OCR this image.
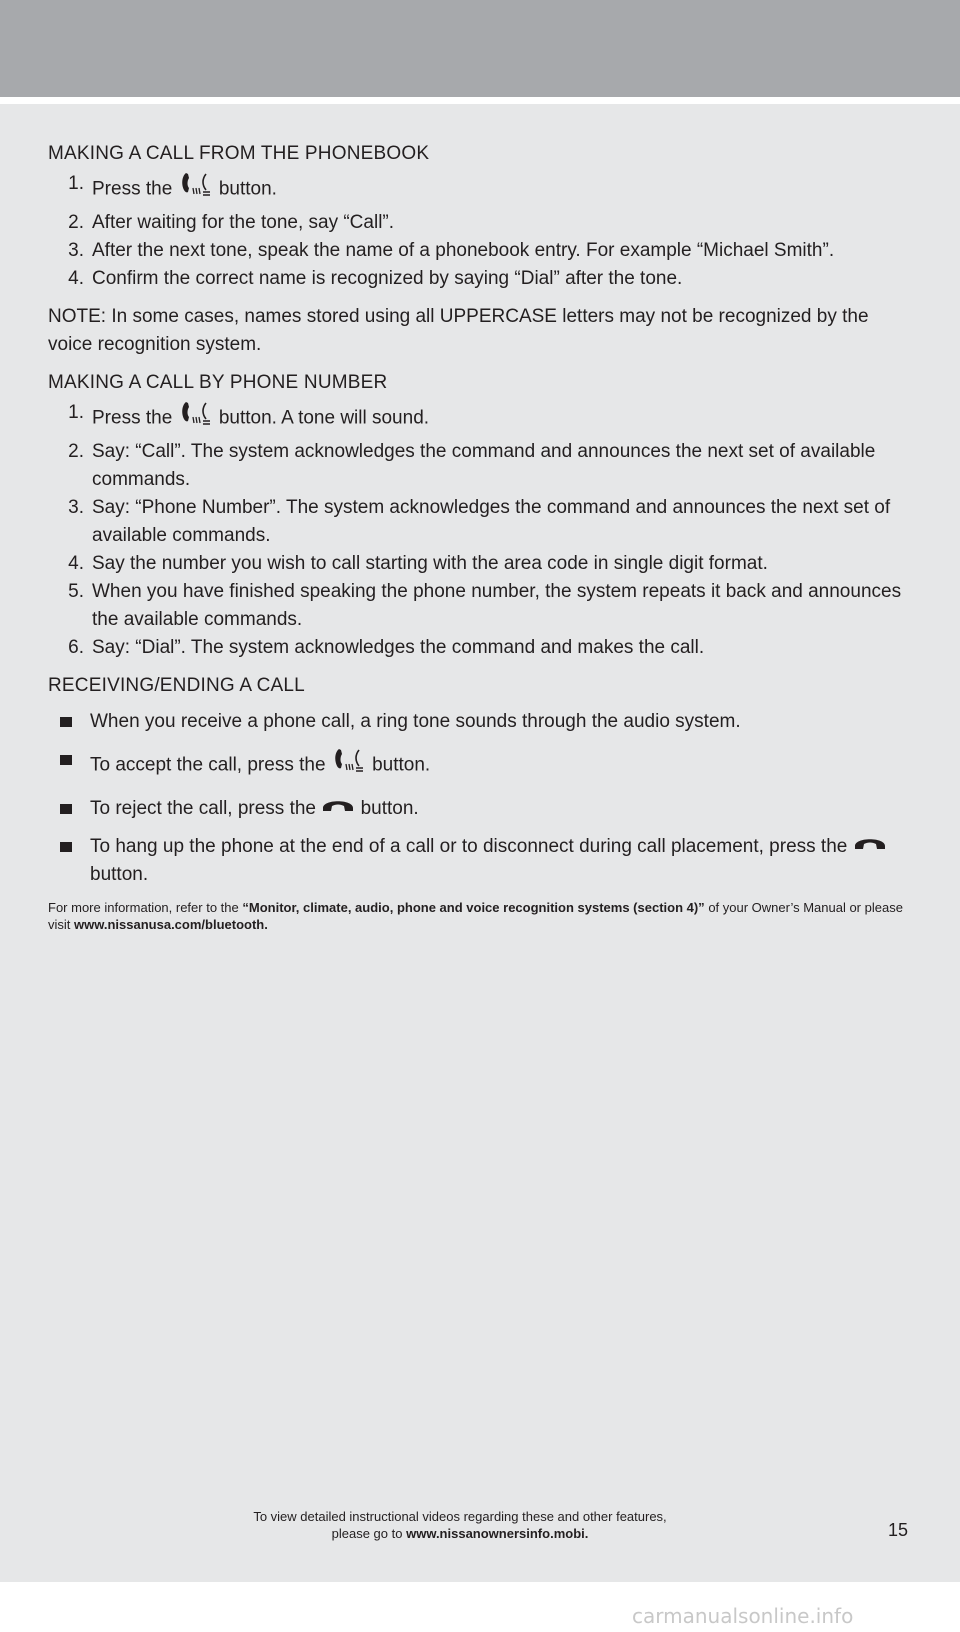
MAKING A CALL FROM THE PHONEBOOK
1. Press the button.
2. After waiting for the tone, say “Call”.
3. After the next tone, speak the name of a phonebook entry. For example “Michael Smith”.
4. Confirm the correct name is recognized by saying “Dial” after the tone.
NOTE: In some cases, names stored using all UPPERCASE letters may not be recognized by the voice recognition system.
MAKING A CALL BY PHONE NUMBER
1. Press the button. A tone will sound.
2. Say: “Call”. The system acknowledges the command and announces the next set of available commands.
3. Say: “Phone Number”. The system acknowledges the command and announces the next set of available commands.
4. Say the number you wish to call starting with the area code in single digit format.
5. When you have finished speaking the phone number, the system repeats it back and announces the available commands.
6. Say: “Dial”. The system acknowledges the command and makes the call.
RECEIVING/ENDING A CALL
When you receive a phone call, a ring tone sounds through the audio system.
To accept the call, press the button.
To reject the call, press the button.
To hang up the phone at the end of a call or to disconnect during call placement, press the  button.
For more information, refer to the “Monitor, climate, audio, phone and voice recognition systems (section 4)” of your Owner’s Manual or please visit www.nissanusa.com/bluetooth.
To view detailed instructional videos regarding these and other features,
please go to www.nissanownersinfo.mobi.	15
carmanualsonline.info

- DIRECTION -
Look for "button" and pull out every line that has it.

- TASK ANSWER -
1. Press the button.
1. Press the button. A tone will sound.
To accept the call, press the button.
To reject the call, press the button.
To hang up the phone at the end of a call or to disconnect during call placement, press the  button.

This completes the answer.